BEGIN Records for the task
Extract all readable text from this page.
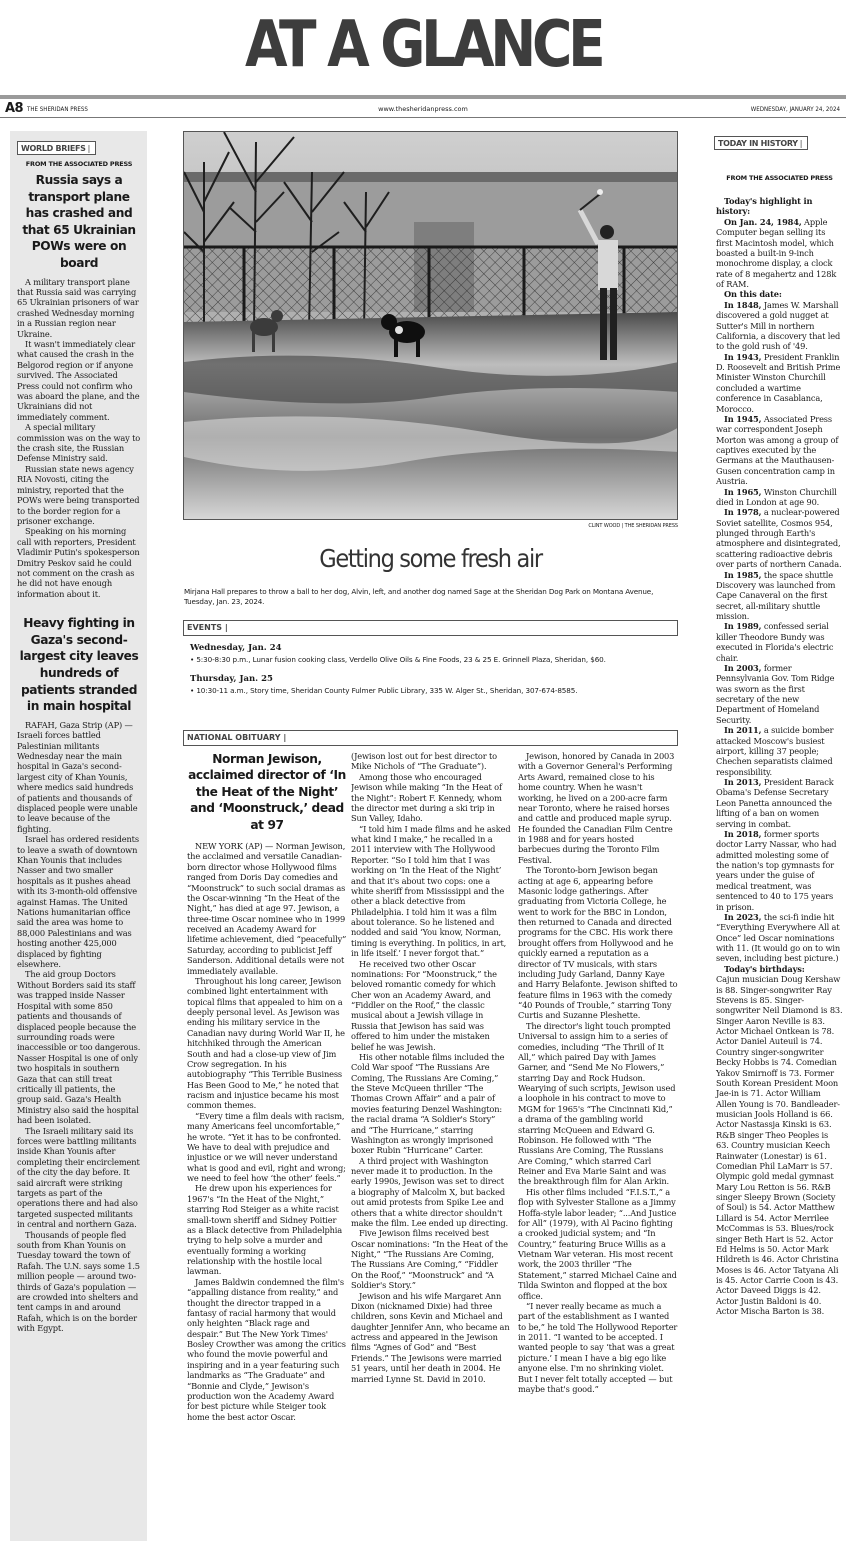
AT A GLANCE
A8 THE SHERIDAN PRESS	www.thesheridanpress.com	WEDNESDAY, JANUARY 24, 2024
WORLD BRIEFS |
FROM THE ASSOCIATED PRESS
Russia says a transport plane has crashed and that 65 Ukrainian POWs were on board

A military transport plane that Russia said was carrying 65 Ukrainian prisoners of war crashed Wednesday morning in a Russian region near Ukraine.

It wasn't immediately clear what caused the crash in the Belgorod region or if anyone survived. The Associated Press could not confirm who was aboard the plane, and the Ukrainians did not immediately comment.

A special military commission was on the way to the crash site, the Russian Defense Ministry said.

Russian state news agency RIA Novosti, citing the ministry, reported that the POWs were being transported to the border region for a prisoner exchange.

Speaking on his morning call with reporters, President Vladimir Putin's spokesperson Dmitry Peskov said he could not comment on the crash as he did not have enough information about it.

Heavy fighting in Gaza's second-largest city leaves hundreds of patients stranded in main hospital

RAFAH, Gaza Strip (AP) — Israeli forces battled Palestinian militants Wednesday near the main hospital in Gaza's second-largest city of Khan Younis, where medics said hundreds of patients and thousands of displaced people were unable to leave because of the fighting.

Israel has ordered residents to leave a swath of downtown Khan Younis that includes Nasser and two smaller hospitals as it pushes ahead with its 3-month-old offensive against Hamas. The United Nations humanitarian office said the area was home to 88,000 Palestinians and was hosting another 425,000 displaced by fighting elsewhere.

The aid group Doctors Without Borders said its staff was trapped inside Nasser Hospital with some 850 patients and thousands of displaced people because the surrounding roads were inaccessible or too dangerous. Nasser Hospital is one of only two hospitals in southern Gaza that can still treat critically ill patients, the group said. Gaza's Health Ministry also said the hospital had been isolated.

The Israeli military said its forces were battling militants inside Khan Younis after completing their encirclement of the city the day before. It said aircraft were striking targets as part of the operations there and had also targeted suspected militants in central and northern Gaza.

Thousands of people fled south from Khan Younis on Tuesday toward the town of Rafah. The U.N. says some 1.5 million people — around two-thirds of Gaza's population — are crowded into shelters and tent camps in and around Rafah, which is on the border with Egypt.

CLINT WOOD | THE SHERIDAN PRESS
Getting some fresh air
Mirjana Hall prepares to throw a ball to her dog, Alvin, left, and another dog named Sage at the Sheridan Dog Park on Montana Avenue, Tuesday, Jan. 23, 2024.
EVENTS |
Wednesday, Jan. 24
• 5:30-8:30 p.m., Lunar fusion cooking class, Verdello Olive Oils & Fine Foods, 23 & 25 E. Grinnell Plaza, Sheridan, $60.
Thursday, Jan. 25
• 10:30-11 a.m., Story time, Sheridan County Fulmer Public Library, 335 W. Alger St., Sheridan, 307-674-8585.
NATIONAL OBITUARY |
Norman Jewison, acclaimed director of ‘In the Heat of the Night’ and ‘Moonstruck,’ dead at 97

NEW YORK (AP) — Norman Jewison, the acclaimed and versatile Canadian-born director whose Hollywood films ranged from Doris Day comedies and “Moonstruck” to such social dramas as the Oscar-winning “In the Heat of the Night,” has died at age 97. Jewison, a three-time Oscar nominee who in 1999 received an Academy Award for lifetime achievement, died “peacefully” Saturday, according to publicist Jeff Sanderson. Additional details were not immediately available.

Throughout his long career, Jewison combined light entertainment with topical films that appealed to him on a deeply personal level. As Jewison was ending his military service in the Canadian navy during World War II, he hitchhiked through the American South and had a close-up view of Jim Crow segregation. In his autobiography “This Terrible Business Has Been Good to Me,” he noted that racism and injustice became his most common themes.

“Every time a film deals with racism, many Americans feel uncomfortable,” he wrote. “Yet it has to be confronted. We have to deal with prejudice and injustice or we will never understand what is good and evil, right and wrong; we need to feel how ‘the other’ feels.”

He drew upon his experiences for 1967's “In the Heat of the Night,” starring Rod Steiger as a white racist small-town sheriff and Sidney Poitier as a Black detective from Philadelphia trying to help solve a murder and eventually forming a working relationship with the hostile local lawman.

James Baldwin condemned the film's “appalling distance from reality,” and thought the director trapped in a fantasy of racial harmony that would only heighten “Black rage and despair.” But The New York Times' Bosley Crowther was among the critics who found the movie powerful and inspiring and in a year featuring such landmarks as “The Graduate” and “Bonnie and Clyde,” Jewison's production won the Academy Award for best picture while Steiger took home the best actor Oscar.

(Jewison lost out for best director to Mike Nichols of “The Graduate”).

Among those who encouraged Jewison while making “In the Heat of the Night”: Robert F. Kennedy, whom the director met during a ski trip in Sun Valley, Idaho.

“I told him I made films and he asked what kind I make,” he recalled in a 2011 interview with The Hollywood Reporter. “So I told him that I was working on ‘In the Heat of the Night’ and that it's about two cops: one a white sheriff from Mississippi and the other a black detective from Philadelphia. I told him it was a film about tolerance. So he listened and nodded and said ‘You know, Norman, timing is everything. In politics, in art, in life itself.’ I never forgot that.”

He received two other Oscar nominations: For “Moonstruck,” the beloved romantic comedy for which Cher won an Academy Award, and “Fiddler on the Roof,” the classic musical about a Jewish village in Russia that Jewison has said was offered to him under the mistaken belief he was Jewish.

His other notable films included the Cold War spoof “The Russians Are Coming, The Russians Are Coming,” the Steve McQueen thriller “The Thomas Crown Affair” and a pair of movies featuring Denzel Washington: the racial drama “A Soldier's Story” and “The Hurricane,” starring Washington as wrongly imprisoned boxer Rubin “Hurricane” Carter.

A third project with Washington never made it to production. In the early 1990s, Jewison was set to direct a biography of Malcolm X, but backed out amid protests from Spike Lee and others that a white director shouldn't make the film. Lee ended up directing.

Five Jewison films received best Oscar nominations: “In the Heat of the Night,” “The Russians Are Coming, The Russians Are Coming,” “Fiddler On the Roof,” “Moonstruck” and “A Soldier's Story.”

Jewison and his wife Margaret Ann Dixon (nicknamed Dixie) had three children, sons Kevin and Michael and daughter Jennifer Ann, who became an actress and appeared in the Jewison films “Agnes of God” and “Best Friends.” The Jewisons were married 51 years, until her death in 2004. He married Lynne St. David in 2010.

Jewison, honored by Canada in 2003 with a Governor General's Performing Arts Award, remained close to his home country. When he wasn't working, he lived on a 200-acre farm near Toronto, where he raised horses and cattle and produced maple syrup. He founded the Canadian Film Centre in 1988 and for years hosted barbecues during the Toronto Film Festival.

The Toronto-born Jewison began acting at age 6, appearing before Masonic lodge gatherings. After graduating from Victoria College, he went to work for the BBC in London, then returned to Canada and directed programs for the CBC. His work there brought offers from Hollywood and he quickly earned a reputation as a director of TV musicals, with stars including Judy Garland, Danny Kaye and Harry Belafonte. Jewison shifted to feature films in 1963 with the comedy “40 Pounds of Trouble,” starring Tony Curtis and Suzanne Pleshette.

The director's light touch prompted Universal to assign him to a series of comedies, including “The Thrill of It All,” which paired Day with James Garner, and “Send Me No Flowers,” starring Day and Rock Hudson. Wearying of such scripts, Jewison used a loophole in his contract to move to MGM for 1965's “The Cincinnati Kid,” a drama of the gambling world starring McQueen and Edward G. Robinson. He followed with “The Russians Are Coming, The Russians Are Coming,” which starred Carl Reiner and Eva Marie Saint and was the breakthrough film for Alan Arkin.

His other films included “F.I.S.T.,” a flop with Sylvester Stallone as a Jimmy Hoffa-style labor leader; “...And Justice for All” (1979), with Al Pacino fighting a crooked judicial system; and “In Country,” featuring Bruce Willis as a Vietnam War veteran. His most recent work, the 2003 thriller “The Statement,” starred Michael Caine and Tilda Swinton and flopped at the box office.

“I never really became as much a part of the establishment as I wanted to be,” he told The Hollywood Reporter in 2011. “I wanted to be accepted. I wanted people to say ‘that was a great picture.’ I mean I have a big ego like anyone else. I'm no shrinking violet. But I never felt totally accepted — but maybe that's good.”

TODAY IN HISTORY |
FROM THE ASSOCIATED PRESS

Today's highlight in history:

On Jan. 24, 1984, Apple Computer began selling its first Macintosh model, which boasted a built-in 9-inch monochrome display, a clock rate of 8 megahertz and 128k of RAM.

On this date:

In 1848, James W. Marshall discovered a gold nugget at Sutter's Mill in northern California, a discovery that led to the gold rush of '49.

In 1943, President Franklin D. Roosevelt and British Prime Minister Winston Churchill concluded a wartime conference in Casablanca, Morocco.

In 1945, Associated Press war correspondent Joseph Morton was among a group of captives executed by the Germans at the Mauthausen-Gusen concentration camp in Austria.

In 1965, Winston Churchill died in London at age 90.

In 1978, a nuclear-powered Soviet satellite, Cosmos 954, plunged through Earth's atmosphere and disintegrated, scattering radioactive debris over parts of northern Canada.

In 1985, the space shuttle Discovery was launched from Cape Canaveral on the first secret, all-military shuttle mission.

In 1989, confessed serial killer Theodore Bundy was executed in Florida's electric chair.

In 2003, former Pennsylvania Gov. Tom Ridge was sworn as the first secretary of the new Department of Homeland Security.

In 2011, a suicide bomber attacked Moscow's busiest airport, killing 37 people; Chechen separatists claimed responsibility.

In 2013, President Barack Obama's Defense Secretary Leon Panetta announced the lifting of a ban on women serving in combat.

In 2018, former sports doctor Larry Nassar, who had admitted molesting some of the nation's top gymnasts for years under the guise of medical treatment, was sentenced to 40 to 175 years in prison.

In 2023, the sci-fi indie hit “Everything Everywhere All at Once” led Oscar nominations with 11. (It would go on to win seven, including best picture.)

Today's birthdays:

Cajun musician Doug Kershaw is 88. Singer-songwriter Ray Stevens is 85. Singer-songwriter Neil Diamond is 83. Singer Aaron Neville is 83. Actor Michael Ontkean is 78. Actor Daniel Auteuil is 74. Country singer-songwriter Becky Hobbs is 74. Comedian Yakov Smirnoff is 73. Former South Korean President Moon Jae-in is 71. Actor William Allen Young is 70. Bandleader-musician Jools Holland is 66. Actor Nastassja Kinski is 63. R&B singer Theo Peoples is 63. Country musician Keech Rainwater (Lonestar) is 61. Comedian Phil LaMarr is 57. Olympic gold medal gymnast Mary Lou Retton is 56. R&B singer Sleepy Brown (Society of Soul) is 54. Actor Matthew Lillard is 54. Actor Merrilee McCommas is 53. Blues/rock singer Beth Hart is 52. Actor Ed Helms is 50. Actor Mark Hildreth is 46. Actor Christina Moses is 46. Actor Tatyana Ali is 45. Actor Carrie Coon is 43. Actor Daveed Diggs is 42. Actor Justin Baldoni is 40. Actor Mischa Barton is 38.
END Records for the task
Work order: Each line of the data that holds "told" should be reported.

Solution to this problem:
“I told him I made films and he asked what kind I make,” he recalled in a 2011 interview with The Hollywood Reporter. “So I told him that I was working on ‘In the Heat of the Night’ and that it's about two cops: one a white sheriff from Mississippi and the other a black detective from Philadelphia. I told him it was a film about tolerance. So he listened and nodded and said ‘You know, Norman, timing is everything. In politics, in art, in life itself.’ I never forgot that.”
“I never really became as much a part of the establishment as I wanted to be,” he told The Hollywood Reporter in 2011. “I wanted to be accepted. I wanted people to say ‘that was a great picture.’ I mean I have a big ego like anyone else. I'm no shrinking violet. But I never felt totally accepted — but maybe that's good.”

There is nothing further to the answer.